EXCERPTED PASSAGE:
*-*-*

This is very useful because the AI does not need a vague explanation like “it is broken.” Instead, it receives the actual logs and can use them to improve the code.
The user asks Windsurf to make the server more resilient to timeout errors and other possible cases. Windsurf then updates the backend code directly. The developer can review the modified files, accept the changes, and test again.
This workflow shows why AI code editors are powerful. The AI is not only generating isolated snippets. It is reading the project, understanding the error context, and applying changes where they belong.
Adding a Full Stack AI Feature
The next feature adds AI-powered domain name suggestions. The idea is simple: the user enters a business description, and the app uses the Gemini API to generate possible domain names.
For this, the user tags web context inside Windsurf because the request depends on external information about the latest Gemini API. Windsurf can search web resources and use that information to modify the project.
This feature affects both frontend and backend code, but it is still focused enough for the AI to handle well. That is another important lesson: the best AI coding prompts are not too small and not too broad. A focused full stack feature is usually a good size.
After Windsurf adds the feature, the user needs to place the Gemini API key inside an .env file. Windsurf respects the .gitignore file, which helps prevent sensitive information like API keys from being sent or committed accidentally.

*-*-*

RECORDS PROVIDED:

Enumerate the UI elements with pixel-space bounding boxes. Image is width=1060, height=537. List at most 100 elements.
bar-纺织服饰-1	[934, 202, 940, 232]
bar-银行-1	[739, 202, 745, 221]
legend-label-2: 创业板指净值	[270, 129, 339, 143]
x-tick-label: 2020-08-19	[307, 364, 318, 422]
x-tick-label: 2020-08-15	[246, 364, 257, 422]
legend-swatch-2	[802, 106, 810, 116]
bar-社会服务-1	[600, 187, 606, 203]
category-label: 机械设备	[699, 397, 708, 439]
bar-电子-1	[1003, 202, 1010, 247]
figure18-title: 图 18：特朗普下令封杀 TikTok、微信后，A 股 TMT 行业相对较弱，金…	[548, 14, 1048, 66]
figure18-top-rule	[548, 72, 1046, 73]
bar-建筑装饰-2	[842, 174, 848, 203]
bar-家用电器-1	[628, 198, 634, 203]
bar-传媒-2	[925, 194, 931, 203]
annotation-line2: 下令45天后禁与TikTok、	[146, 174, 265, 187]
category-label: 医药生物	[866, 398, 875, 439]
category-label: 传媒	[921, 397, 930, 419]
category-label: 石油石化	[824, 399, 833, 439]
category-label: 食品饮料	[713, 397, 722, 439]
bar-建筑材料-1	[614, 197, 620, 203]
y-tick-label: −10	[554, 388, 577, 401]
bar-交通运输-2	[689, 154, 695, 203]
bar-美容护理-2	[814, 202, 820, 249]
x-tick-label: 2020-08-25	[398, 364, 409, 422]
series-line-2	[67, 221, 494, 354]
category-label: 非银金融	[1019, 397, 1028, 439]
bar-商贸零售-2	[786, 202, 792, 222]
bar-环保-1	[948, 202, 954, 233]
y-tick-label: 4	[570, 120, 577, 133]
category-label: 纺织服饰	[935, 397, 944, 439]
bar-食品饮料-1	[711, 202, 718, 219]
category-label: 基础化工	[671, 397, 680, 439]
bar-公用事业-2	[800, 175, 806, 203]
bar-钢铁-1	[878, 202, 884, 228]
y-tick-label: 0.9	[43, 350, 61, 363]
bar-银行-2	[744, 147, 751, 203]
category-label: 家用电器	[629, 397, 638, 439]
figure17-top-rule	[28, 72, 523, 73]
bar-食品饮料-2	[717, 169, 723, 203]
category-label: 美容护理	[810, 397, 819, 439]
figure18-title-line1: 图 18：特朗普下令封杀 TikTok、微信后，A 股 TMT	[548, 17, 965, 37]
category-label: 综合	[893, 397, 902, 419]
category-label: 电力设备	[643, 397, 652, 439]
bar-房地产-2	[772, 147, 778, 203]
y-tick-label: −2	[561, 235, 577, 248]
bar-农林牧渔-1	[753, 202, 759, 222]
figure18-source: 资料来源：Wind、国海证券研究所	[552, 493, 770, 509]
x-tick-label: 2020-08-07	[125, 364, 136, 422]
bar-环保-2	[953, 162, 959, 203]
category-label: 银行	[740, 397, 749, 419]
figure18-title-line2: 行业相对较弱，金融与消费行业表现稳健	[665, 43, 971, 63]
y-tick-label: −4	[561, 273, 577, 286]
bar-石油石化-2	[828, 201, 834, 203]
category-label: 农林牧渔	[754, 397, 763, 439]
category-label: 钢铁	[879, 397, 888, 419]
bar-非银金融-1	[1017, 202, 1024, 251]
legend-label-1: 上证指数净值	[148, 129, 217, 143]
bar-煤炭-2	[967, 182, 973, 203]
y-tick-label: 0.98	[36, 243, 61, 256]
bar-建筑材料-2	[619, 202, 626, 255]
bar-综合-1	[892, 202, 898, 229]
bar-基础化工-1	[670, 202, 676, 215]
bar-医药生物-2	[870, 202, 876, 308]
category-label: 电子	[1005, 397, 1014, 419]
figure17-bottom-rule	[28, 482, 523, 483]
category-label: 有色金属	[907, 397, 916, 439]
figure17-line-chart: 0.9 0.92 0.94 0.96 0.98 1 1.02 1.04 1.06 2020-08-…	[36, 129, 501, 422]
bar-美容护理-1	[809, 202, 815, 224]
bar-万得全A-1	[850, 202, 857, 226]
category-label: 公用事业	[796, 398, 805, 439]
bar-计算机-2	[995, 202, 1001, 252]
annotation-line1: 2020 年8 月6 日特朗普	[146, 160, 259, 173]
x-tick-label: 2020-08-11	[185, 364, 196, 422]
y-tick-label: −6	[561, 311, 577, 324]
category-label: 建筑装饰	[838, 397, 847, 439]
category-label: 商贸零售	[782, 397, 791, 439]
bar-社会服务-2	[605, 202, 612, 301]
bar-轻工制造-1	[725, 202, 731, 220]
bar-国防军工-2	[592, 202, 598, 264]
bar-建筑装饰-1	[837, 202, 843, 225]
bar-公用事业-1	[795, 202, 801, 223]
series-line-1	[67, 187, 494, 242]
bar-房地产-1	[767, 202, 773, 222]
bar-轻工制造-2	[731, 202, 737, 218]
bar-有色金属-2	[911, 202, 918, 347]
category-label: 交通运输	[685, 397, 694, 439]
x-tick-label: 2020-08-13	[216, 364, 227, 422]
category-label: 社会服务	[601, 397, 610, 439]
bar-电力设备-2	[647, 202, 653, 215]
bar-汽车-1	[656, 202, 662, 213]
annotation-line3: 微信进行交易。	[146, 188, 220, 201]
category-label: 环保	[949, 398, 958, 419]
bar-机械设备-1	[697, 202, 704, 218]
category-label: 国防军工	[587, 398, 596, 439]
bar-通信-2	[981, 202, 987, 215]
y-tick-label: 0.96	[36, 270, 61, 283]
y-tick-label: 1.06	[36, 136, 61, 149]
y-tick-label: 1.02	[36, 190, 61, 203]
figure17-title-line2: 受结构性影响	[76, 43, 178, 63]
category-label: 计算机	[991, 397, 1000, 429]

*-*-*

EXERCISE PROMPT: Carry on the passage about building an app with Windsurf, picking up after its last paragraph on the Gemini API key.

EXERCISE RESULT:
The tutorial also introduces the .windsurfrules file. This is a special file where you can define instructions that Windsurf should follow in every request. For example, you can specify your testing framework, preferred libraries, or coding rules. This can be helpful in larger projects, although it is not always necessary for smaller workflows.
Using Windsurf Tab for Faster Editing
Besides Cascade, Windsurf also has autocomplete features through Windsurf Tab. This helps predict code changes while you are editing directly in a file.
In the tutorial, the user wants to click multiple AI-generated domain suggestions and add them to the search input instead of replacing the previous value. As the user starts editing the code, Windsurf predicts the next changes and allows them to press Tab to complete the logic.
This makes small edits much faster. Instead of asking the AI to rewrite an entire file, you can guide the change manually and let autocomplete speed up the repetitive parts.
Deploying from Windsurf
Another useful feature is deployment directly from the editor. At the time shown in the tutorial, Windsurf deployment works mainly for static frontends. The example uses a simple 3D game inspired by Space Invaders.
The user asks Windsurf to deploy the application. Windsurf prepares the deployment configuration and uses Netlify under the hood to publish the project. This makes it easy to share small tools, frontend demos, games, and prototypes without leaving the editor.
For full stack apps, backend deployment support is still more limited, but the feature is promising for quick projects and experiments.
Other Useful Windsurf Features
The tutorial also mentions additional features that were not explored deeply, such as generating code from images, creating memories from previous conversations, and using MCP servers.
MCP support is especially interesting for advanced users because it allows the AI agent to interact with external tools, databases, and services. This can make Windsurf more powerful when working with real-world systems.
Final Thoughts
Windsurf AI is more than a code editor with a chatbot attached. Its real strength is how deeply the AI is integrated into the coding workflow.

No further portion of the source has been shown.